Excerpts from a figure dataset:
::::::
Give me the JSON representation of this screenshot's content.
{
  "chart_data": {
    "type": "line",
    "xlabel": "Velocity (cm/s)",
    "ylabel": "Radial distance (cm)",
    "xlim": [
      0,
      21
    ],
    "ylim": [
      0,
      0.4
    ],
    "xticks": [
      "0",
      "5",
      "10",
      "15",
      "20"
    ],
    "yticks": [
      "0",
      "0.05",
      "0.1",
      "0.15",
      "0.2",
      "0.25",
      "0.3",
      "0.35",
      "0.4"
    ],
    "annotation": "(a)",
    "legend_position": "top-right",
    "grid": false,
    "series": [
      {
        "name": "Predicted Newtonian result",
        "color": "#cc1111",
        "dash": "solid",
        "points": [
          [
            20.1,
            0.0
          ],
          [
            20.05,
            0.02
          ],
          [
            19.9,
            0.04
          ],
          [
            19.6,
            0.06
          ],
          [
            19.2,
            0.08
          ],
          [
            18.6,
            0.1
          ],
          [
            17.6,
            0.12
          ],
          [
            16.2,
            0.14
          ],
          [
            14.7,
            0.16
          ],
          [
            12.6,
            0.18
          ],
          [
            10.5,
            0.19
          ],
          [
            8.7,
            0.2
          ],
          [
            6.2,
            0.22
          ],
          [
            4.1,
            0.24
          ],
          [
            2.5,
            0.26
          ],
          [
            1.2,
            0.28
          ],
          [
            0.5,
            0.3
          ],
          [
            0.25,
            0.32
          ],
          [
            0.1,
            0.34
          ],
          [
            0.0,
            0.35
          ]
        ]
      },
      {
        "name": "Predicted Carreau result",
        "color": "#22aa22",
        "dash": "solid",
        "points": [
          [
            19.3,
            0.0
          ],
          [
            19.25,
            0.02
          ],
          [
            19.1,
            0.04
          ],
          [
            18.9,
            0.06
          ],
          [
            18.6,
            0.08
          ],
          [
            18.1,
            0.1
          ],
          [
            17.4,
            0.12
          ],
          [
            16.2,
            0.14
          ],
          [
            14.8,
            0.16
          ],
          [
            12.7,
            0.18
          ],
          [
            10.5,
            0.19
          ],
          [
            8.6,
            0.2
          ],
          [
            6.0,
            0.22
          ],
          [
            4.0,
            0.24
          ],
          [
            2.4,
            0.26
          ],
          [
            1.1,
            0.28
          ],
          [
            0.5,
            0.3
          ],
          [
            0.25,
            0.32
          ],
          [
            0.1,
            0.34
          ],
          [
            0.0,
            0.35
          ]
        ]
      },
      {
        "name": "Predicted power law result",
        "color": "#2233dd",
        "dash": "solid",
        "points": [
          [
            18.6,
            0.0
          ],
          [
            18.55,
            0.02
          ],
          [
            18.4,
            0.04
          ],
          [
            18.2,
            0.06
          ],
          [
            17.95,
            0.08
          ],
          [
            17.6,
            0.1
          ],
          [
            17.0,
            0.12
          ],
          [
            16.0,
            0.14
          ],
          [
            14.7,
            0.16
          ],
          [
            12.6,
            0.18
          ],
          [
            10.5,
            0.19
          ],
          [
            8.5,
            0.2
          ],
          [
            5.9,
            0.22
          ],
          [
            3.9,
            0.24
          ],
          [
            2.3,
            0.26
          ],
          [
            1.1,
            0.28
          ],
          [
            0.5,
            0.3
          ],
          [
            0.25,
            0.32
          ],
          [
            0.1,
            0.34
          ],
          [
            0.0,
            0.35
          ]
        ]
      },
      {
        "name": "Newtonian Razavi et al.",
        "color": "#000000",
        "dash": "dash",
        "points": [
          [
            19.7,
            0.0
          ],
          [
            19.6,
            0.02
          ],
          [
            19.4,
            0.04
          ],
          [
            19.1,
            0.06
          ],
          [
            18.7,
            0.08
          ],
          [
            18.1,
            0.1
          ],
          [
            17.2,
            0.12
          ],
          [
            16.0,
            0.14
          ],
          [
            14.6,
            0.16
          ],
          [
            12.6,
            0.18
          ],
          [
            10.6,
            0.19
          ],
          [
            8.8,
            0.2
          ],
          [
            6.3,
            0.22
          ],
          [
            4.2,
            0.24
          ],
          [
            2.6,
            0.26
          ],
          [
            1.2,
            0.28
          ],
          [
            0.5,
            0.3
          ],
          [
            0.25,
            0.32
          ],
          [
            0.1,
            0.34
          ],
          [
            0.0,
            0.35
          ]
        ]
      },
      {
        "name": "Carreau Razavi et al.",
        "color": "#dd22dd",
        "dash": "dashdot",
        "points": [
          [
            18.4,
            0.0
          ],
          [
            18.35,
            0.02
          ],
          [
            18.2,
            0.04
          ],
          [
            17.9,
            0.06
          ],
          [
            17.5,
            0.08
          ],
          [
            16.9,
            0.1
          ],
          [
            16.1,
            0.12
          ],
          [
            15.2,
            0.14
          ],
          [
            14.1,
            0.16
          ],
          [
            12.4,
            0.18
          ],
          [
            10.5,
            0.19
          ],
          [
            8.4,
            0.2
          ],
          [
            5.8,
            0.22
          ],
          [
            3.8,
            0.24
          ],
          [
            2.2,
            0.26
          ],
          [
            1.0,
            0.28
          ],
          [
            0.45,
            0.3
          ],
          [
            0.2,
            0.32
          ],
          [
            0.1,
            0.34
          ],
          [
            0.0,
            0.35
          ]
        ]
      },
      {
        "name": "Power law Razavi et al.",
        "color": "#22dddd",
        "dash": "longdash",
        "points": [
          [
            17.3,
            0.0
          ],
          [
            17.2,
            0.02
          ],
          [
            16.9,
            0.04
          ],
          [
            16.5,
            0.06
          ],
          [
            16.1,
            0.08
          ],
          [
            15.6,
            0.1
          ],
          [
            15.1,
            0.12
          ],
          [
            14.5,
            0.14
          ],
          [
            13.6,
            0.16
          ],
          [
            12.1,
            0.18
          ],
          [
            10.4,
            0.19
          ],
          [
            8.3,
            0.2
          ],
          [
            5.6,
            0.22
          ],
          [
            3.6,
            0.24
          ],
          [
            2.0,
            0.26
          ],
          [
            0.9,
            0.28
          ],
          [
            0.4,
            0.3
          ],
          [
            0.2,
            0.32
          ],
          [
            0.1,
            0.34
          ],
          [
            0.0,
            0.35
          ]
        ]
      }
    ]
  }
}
::::::
#### What the task requires:
Write the material out again word for word.

#### Solution to the problem:
Give me the JSON representation of this screenshot's content.
{
  "chart_data": {
    "type": "line",
    "xlabel": "Velocity (cm/s)",
    "ylabel": "Radial distance (cm)",
    "xlim": [
      0,
      21
    ],
    "ylim": [
      0,
      0.4
    ],
    "xticks": [
      "0",
      "5",
      "10",
      "15",
      "20"
    ],
    "yticks": [
      "0",
      "0.05",
      "0.1",
      "0.15",
      "0.2",
      "0.25",
      "0.3",
      "0.35",
      "0.4"
    ],
    "annotation": "(a)",
    "legend_position": "top-right",
    "grid": false,
    "series": [
      {
        "name": "Predicted Newtonian result",
        "color": "#cc1111",
        "dash": "solid",
        "points": [
          [
            20.1,
            0.0
          ],
          [
            20.05,
            0.02
          ],
          [
            19.9,
            0.04
          ],
          [
            19.6,
            0.06
          ],
          [
            19.2,
            0.08
          ],
          [
            18.6,
            0.1
          ],
          [
            17.6,
            0.12
          ],
          [
            16.2,
            0.14
          ],
          [
            14.7,
            0.16
          ],
          [
            12.6,
            0.18
          ],
          [
            10.5,
            0.19
          ],
          [
            8.7,
            0.2
          ],
          [
            6.2,
            0.22
          ],
          [
            4.1,
            0.24
          ],
          [
            2.5,
            0.26
          ],
          [
            1.2,
            0.28
          ],
          [
            0.5,
            0.3
          ],
          [
            0.25,
            0.32
          ],
          [
            0.1,
            0.34
          ],
          [
            0.0,
            0.35
          ]
        ]
      },
      {
        "name": "Predicted Carreau result",
        "color": "#22aa22",
        "dash": "solid",
        "points": [
          [
            19.3,
            0.0
          ],
          [
            19.25,
            0.02
          ],
          [
            19.1,
            0.04
          ],
          [
            18.9,
            0.06
          ],
          [
            18.6,
            0.08
          ],
          [
            18.1,
            0.1
          ],
          [
            17.4,
            0.12
          ],
          [
            16.2,
            0.14
          ],
          [
            14.8,
            0.16
          ],
          [
            12.7,
            0.18
          ],
          [
            10.5,
            0.19
          ],
          [
            8.6,
            0.2
          ],
          [
            6.0,
            0.22
          ],
          [
            4.0,
            0.24
          ],
          [
            2.4,
            0.26
          ],
          [
            1.1,
            0.28
          ],
          [
            0.5,
            0.3
          ],
          [
            0.25,
            0.32
          ],
          [
            0.1,
            0.34
          ],
          [
            0.0,
            0.35
          ]
        ]
      },
      {
        "name": "Predicted power law result",
        "color": "#2233dd",
        "dash": "solid",
        "points": [
          [
            18.6,
            0.0
          ],
          [
            18.55,
            0.02
          ],
          [
            18.4,
            0.04
          ],
          [
            18.2,
            0.06
          ],
          [
            17.95,
            0.08
          ],
          [
            17.6,
            0.1
          ],
          [
            17.0,
            0.12
          ],
          [
            16.0,
            0.14
          ],
          [
            14.7,
            0.16
          ],
          [
            12.6,
            0.18
          ],
          [
            10.5,
            0.19
          ],
          [
            8.5,
            0.2
          ],
          [
            5.9,
            0.22
          ],
          [
            3.9,
            0.24
          ],
          [
            2.3,
            0.26
          ],
          [
            1.1,
            0.28
          ],
          [
            0.5,
            0.3
          ],
          [
            0.25,
            0.32
          ],
          [
            0.1,
            0.34
          ],
          [
            0.0,
            0.35
          ]
        ]
      },
      {
        "name": "Newtonian Razavi et al.",
        "color": "#000000",
        "dash": "dash",
        "points": [
          [
            19.7,
            0.0
          ],
          [
            19.6,
            0.02
          ],
          [
            19.4,
            0.04
          ],
          [
            19.1,
            0.06
          ],
          [
            18.7,
            0.08
          ],
          [
            18.1,
            0.1
          ],
          [
            17.2,
            0.12
          ],
          [
            16.0,
            0.14
          ],
          [
            14.6,
            0.16
          ],
          [
            12.6,
            0.18
          ],
          [
            10.6,
            0.19
          ],
          [
            8.8,
            0.2
          ],
          [
            6.3,
            0.22
          ],
          [
            4.2,
            0.24
          ],
          [
            2.6,
            0.26
          ],
          [
            1.2,
            0.28
          ],
          [
            0.5,
            0.3
          ],
          [
            0.25,
            0.32
          ],
          [
            0.1,
            0.34
          ],
          [
            0.0,
            0.35
          ]
        ]
      },
      {
        "name": "Carreau Razavi et al.",
        "color": "#dd22dd",
        "dash": "dashdot",
        "points": [
          [
            18.4,
            0.0
          ],
          [
            18.35,
            0.02
          ],
          [
            18.2,
            0.04
          ],
          [
            17.9,
            0.06
          ],
          [
            17.5,
            0.08
          ],
          [
            16.9,
            0.1
          ],
          [
            16.1,
            0.12
          ],
          [
            15.2,
            0.14
          ],
          [
            14.1,
            0.16
          ],
          [
            12.4,
            0.18
          ],
          [
            10.5,
            0.19
          ],
          [
            8.4,
            0.2
          ],
          [
            5.8,
            0.22
          ],
          [
            3.8,
            0.24
          ],
          [
            2.2,
            0.26
          ],
          [
            1.0,
            0.28
          ],
          [
            0.45,
            0.3
          ],
          [
            0.2,
            0.32
          ],
          [
            0.1,
            0.34
          ],
          [
            0.0,
            0.35
          ]
        ]
      },
      {
        "name": "Power law Razavi et al.",
        "color": "#22dddd",
        "dash": "longdash",
        "points": [
          [
            17.3,
            0.0
          ],
          [
            17.2,
            0.02
          ],
          [
            16.9,
            0.04
          ],
          [
            16.5,
            0.06
          ],
          [
            16.1,
            0.08
          ],
          [
            15.6,
            0.1
          ],
          [
            15.1,
            0.12
          ],
          [
            14.5,
            0.14
          ],
          [
            13.6,
            0.16
          ],
          [
            12.1,
            0.18
          ],
          [
            10.4,
            0.19
          ],
          [
            8.3,
            0.2
          ],
          [
            5.6,
            0.22
          ],
          [
            3.6,
            0.24
          ],
          [
            2.0,
            0.26
          ],
          [
            0.9,
            0.28
          ],
          [
            0.4,
            0.3
          ],
          [
            0.2,
            0.32
          ],
          [
            0.1,
            0.34
          ],
          [
            0.0,
            0.35
          ]
        ]
      }
    ]
  }
}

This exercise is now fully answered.